▶ _Stated exercise_: Find every line in the records below that holds the word "zobowiązanie", and copy each one.
***** Task material
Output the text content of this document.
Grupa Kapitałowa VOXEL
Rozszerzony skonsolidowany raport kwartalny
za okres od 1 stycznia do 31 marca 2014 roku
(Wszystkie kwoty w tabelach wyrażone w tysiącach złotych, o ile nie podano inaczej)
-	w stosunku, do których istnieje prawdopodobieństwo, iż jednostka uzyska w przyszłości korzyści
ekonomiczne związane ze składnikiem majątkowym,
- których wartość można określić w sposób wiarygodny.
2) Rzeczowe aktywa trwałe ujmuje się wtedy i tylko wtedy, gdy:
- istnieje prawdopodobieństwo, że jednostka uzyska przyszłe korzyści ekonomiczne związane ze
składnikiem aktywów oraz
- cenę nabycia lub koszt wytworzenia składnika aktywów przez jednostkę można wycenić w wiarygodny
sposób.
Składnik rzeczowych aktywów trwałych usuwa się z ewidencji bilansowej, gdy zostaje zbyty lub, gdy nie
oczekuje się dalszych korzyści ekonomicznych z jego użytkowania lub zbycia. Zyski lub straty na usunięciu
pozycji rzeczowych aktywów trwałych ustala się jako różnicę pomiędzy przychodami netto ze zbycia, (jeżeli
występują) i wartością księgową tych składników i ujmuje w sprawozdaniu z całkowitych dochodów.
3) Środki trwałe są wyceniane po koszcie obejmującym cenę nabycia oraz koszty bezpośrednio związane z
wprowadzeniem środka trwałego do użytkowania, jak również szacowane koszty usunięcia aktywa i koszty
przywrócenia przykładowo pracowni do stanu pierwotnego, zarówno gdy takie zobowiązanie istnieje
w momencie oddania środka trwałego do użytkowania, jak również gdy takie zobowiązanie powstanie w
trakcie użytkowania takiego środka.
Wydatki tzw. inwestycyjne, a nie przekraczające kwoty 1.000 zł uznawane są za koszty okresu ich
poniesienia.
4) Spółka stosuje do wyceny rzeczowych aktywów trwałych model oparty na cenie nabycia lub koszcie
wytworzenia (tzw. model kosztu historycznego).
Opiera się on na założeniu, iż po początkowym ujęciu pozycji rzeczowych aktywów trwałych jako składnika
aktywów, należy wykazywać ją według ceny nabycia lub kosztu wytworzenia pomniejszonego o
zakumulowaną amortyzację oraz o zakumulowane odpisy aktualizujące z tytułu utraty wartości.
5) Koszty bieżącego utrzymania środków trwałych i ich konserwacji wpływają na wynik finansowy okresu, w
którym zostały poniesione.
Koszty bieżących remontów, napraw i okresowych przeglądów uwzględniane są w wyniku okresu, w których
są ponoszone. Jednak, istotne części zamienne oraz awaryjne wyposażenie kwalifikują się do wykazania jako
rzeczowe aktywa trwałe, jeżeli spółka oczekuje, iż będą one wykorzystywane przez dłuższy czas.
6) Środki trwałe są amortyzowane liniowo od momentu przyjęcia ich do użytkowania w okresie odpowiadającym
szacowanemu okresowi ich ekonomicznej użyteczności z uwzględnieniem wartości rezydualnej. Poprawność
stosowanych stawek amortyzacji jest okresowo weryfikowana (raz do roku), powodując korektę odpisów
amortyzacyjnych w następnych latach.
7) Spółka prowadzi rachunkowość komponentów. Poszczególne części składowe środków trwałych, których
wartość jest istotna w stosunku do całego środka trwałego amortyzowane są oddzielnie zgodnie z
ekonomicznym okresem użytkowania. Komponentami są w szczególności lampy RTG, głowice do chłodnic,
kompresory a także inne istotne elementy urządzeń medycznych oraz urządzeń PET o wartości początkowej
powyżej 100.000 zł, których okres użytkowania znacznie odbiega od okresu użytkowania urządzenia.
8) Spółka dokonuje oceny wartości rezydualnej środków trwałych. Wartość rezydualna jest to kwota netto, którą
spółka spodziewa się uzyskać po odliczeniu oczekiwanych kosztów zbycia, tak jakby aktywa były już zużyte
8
**********
▶ _Task answer_:
przywrócenia przykładowo pracowni do stanu pierwotnego, zarówno gdy takie zobowiązanie istnieje
w momencie oddania środka trwałego do użytkowania, jak również gdy takie zobowiązanie powstanie w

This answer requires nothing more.